* begin Recorded data *

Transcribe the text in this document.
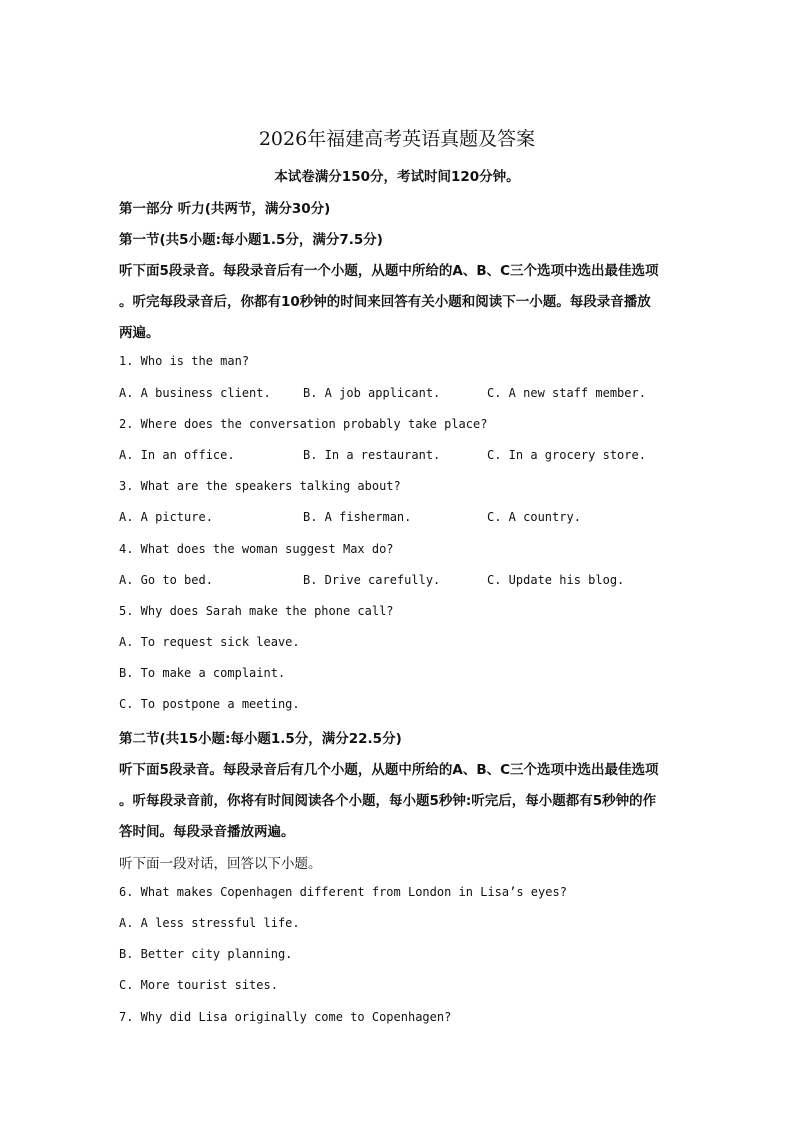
2026年福建高考英语真题及答案
本试卷满分150分，考试时间120分钟。
第一部分 听力(共两节，满分30分)
第一节(共5小题:每小题1.5分，满分7.5分)
听下面5段录音。每段录音后有一个小题，从题中所给的A、B、C三个选项中选出最佳选项
。听完每段录音后，你都有10秒钟的时间来回答有关小题和阅读下一小题。每段录音播放
两遍。
1. Who is the man?
A. A business client.	B. A job applicant.	C. A new staff member.
2. Where does the conversation probably take place?
A. In an office.	B. In a restaurant.	C. In a grocery store.
3. What are the speakers talking about?
A. A picture.	B. A fisherman.	C. A country.
4. What does the woman suggest Max do?
A. Go to bed.	B. Drive carefully.	C. Update his blog.
5. Why does Sarah make the phone call?
A. To request sick leave.
B. To make a complaint.
C. To postpone a meeting.
第二节(共15小题:每小题1.5分，满分22.5分)
听下面5段录音。每段录音后有几个小题，从题中所给的A、B、C三个选项中选出最佳选项
。听每段录音前，你将有时间阅读各个小题，每小题5秒钟:听完后，每小题都有5秒钟的作
答时间。每段录音播放两遍。
听下面一段对话，回答以下小题。
6. What makes Copenhagen different from London in Lisa’s eyes?
A. A less stressful life.
B. Better city planning.
C. More tourist sites.
7. Why did Lisa originally come to Copenhagen?
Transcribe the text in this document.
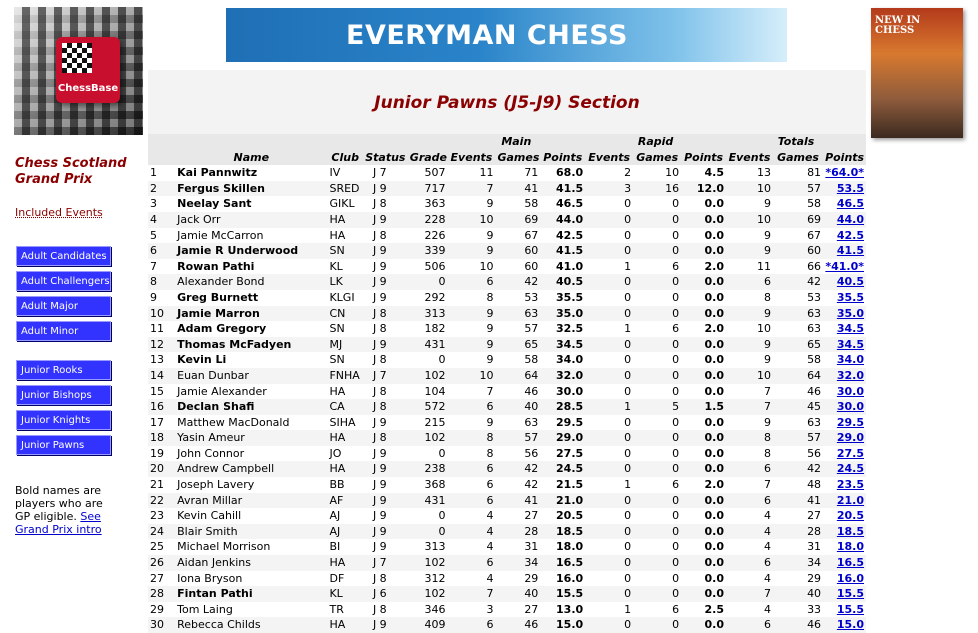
ChessBase
EVERYMAN CHESS	NEW IN CHESS
Chess Scotland Grand Prix
Included Events
Adult Candidates
Adult Challengers
Adult Major
Adult Minor
Junior Rooks
Junior Bishops
Junior Knights
Junior Pawns
Bold names are players who are GP eligible. See Grand Prix intro
Junior Pawns (J5-J9) Section
					Main			Rapid			Totals		
	Name	Club	Status	Grade	Events	Games	Points	Events	Games	Points	Events	Games	Points
1	Kai Pannwitz	IV	J 7	507	11	71	68.0	2	10	4.5	13	81	*64.0*
2	Fergus Skillen	SRED	J 9	717	7	41	41.5	3	16	12.0	10	57	53.5
3	Neelay Sant	GIKL	J 8	363	9	58	46.5	0	0	0.0	9	58	46.5
4	Jack Orr	HA	J 9	228	10	69	44.0	0	0	0.0	10	69	44.0
5	Jamie McCarron	HA	J 8	226	9	67	42.5	0	0	0.0	9	67	42.5
6	Jamie R Underwood	SN	J 9	339	9	60	41.5	0	0	0.0	9	60	41.5
7	Rowan Pathi	KL	J 9	506	10	60	41.0	1	6	2.0	11	66	*41.0*
8	Alexander Bond	LK	J 9	0	6	42	40.5	0	0	0.0	6	42	40.5
9	Greg Burnett	KLGI	J 9	292	8	53	35.5	0	0	0.0	8	53	35.5
10	Jamie Marron	CN	J 8	313	9	63	35.0	0	0	0.0	9	63	35.0
11	Adam Gregory	SN	J 8	182	9	57	32.5	1	6	2.0	10	63	34.5
12	Thomas McFadyen	MJ	J 9	431	9	65	34.5	0	0	0.0	9	65	34.5
13	Kevin Li	SN	J 8	0	9	58	34.0	0	0	0.0	9	58	34.0
14	Euan Dunbar	FNHA	J 7	102	10	64	32.0	0	0	0.0	10	64	32.0
15	Jamie Alexander	HA	J 8	104	7	46	30.0	0	0	0.0	7	46	30.0
16	Declan Shafi	CA	J 8	572	6	40	28.5	1	5	1.5	7	45	30.0
17	Matthew MacDonald	SIHA	J 9	215	9	63	29.5	0	0	0.0	9	63	29.5
18	Yasin Ameur	HA	J 8	102	8	57	29.0	0	0	0.0	8	57	29.0
19	John Connor	JO	J 9	0	8	56	27.5	0	0	0.0	8	56	27.5
20	Andrew Campbell	HA	J 9	238	6	42	24.5	0	0	0.0	6	42	24.5
21	Joseph Lavery	BB	J 9	368	6	42	21.5	1	6	2.0	7	48	23.5
22	Avran Millar	AF	J 9	431	6	41	21.0	0	0	0.0	6	41	21.0
23	Kevin Cahill	AJ	J 9	0	4	27	20.5	0	0	0.0	4	27	20.5
24	Blair Smith	AJ	J 9	0	4	28	18.5	0	0	0.0	4	28	18.5
25	Michael Morrison	BI	J 9	313	4	31	18.0	0	0	0.0	4	31	18.0
26	Aidan Jenkins	HA	J 7	102	6	34	16.5	0	0	0.0	6	34	16.5
27	Iona Bryson	DF	J 8	312	4	29	16.0	0	0	0.0	4	29	16.0
28	Fintan Pathi	KL	J 6	102	7	40	15.5	0	0	0.0	7	40	15.5
29	Tom Laing	TR	J 8	346	3	27	13.0	1	6	2.5	4	33	15.5
30	Rebecca Childs	HA	J 9	409	6	46	15.0	0	0	0.0	6	46	15.0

* end Recorded data *

• _Problem details_
Choose all lines containing the string "does" and copy them out.

• _Solution for this task_
2. Where does the conversation probably take place?
4. What does the woman suggest Max do?
5. Why does Sarah make the phone call?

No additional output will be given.